Set exercise
Output the data below in full, character for character.

Data shown
───

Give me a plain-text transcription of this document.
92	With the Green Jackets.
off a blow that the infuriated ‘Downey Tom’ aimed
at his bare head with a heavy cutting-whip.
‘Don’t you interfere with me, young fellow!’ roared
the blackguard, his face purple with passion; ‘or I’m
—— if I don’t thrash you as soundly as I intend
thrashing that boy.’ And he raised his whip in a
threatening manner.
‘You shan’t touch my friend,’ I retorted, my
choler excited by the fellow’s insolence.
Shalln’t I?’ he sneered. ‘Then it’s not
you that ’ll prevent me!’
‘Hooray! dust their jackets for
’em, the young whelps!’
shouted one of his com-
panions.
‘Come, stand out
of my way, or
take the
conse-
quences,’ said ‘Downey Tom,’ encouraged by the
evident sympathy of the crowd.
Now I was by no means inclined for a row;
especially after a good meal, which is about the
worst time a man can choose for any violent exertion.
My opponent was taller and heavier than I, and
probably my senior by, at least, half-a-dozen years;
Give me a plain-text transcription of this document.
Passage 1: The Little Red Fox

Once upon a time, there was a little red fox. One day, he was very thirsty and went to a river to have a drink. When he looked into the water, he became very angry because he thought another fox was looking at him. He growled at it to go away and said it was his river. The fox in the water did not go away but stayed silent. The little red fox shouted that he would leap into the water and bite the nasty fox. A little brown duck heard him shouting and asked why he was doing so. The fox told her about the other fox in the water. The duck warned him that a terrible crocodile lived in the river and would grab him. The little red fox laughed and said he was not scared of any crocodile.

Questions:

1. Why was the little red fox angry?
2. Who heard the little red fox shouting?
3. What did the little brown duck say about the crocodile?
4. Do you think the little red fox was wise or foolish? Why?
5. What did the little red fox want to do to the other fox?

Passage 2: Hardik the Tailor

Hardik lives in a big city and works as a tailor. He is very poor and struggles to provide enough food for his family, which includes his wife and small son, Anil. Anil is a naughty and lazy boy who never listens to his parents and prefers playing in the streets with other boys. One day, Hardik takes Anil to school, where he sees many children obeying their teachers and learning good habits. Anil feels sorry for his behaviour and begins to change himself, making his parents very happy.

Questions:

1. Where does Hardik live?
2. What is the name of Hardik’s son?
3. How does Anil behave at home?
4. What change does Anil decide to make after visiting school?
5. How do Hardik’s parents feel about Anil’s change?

───

Correct answer
Give me a plain-text transcription of this document.
92	With the Green Jackets.
off a blow that the infuriated ‘Downey Tom’ aimed
at his bare head with a heavy cutting-whip.
‘Don’t you interfere with me, young fellow!’ roared
the blackguard, his face purple with passion; ‘or I’m
—— if I don’t thrash you as soundly as I intend
thrashing that boy.’ And he raised his whip in a
threatening manner.
‘You shan’t touch my friend,’ I retorted, my
choler excited by the fellow’s insolence.
Shalln’t I?’ he sneered. ‘Then it’s not
you that ’ll prevent me!’
‘Hooray! dust their jackets for
’em, the young whelps!’
shouted one of his com-
panions.
‘Come, stand out
of my way, or
take the
conse-
quences,’ said ‘Downey Tom,’ encouraged by the
evident sympathy of the crowd.
Now I was by no means inclined for a row;
especially after a good meal, which is about the
worst time a man can choose for any violent exertion.
My opponent was taller and heavier than I, and
probably my senior by, at least, half-a-dozen years;
Give me a plain-text transcription of this document.
Passage 1: The Little Red Fox

Once upon a time, there was a little red fox. One day, he was very thirsty and went to a river to have a drink. When he looked into the water, he became very angry because he thought another fox was looking at him. He growled at it to go away and said it was his river. The fox in the water did not go away but stayed silent. The little red fox shouted that he would leap into the water and bite the nasty fox. A little brown duck heard him shouting and asked why he was doing so. The fox told her about the other fox in the water. The duck warned him that a terrible crocodile lived in the river and would grab him. The little red fox laughed and said he was not scared of any crocodile.

Questions:

1. Why was the little red fox angry?
2. Who heard the little red fox shouting?
3. What did the little brown duck say about the crocodile?
4. Do you think the little red fox was wise or foolish? Why?
5. What did the little red fox want to do to the other fox?

Passage 2: Hardik the Tailor

Hardik lives in a big city and works as a tailor. He is very poor and struggles to provide enough food for his family, which includes his wife and small son, Anil. Anil is a naughty and lazy boy who never listens to his parents and prefers playing in the streets with other boys. One day, Hardik takes Anil to school, where he sees many children obeying their teachers and learning good habits. Anil feels sorry for his behaviour and begins to change himself, making his parents very happy.

Questions:

1. Where does Hardik live?
2. What is the name of Hardik’s son?
3. How does Anil behave at home?
4. What change does Anil decide to make after visiting school?
5. How do Hardik’s parents feel about Anil’s change?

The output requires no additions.